== SUPPLIED MATERIAL ==

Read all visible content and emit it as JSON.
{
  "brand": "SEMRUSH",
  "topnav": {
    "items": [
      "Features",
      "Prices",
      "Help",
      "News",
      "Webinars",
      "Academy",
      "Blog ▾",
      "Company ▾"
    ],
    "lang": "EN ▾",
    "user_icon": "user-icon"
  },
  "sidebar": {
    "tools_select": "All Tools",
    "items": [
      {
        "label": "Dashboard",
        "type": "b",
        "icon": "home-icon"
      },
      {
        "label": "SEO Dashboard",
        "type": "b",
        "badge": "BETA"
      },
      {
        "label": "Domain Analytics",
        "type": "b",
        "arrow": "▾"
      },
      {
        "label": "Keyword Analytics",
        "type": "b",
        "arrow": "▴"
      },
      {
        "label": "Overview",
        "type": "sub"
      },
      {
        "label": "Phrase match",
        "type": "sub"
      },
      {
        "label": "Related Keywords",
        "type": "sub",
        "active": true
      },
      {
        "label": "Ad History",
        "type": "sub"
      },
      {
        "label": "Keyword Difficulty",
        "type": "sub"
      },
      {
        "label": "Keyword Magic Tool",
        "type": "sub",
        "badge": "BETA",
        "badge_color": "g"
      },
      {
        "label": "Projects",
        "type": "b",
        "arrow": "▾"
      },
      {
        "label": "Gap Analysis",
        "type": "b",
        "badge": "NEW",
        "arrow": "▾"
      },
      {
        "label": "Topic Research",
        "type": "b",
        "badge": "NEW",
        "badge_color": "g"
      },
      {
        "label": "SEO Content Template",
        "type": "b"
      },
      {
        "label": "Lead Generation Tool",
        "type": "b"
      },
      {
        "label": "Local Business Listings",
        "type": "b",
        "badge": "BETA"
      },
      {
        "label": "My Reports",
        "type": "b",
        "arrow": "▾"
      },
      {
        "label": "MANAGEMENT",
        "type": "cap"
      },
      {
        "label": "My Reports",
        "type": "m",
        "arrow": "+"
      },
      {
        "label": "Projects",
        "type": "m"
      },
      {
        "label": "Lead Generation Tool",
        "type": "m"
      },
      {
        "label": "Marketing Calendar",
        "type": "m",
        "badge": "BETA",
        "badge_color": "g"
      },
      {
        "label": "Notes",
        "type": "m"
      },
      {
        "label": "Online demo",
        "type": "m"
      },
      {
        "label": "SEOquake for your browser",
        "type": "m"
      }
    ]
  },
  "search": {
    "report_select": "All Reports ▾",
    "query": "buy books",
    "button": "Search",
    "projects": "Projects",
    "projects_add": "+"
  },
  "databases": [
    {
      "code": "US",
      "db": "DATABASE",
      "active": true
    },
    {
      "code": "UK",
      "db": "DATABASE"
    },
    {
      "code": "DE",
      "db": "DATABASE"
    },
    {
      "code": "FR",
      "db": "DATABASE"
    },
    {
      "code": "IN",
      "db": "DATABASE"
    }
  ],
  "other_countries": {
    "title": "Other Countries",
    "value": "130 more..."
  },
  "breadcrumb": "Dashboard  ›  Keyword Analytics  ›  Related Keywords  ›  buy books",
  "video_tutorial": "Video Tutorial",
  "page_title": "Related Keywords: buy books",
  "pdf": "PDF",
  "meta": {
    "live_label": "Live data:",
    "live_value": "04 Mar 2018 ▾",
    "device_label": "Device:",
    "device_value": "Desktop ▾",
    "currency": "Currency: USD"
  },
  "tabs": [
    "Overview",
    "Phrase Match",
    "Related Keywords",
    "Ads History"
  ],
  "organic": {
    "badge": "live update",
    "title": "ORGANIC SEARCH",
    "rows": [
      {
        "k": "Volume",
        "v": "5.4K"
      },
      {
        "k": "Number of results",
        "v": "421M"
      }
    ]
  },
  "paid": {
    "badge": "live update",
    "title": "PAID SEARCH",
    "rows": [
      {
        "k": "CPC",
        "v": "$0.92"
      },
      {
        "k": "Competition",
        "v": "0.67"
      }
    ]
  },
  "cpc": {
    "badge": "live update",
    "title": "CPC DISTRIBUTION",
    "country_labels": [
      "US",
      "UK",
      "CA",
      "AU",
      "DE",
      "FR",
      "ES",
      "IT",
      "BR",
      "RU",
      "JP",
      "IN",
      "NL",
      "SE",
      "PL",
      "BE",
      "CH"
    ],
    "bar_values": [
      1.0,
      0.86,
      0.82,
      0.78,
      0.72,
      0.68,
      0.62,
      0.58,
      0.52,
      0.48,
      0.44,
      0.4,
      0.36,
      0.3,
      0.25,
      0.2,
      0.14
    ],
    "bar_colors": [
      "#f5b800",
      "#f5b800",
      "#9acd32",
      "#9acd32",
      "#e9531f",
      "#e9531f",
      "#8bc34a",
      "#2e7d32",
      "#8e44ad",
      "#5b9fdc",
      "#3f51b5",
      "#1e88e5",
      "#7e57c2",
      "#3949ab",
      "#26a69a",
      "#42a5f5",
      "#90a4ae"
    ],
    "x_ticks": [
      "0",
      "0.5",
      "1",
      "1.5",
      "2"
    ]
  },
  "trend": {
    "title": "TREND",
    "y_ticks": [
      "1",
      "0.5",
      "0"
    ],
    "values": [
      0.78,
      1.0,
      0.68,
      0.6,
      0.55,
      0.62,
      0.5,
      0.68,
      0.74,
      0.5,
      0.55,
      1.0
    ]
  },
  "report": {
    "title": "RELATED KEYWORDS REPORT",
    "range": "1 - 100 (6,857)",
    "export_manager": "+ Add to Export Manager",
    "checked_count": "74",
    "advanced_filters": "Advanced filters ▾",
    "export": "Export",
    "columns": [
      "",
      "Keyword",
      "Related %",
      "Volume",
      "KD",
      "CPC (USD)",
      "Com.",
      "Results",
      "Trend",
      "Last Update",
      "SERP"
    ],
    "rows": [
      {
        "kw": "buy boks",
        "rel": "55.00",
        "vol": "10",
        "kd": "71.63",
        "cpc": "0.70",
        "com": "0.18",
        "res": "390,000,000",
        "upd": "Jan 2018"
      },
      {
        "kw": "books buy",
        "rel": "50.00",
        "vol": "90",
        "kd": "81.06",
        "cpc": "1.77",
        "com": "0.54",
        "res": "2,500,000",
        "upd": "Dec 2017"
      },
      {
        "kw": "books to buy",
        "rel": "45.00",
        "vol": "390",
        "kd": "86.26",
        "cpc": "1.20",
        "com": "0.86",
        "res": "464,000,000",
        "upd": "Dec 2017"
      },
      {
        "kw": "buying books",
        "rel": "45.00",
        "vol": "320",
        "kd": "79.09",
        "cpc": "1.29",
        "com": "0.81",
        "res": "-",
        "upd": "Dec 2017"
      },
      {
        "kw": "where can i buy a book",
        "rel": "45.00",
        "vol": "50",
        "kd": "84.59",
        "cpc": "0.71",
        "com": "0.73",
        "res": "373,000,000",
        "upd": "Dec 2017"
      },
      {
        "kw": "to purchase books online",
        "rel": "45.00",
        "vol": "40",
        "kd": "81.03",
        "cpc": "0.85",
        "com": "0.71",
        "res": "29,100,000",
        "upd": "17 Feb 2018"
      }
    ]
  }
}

===

TASK DIRECTIONS:
From the records above, pull out every line containing the word "books".

SOLVED PROBLEM:
    "query": "buy books",
  "breadcrumb": "Dashboard  ›  Keyword Analytics  ›  Related Keywords  ›  buy books",
  "page_title": "Related Keywords: buy books",
        "kw": "books buy",
        "kw": "books to buy",
        "kw": "buying books",
        "kw": "to purchase books online",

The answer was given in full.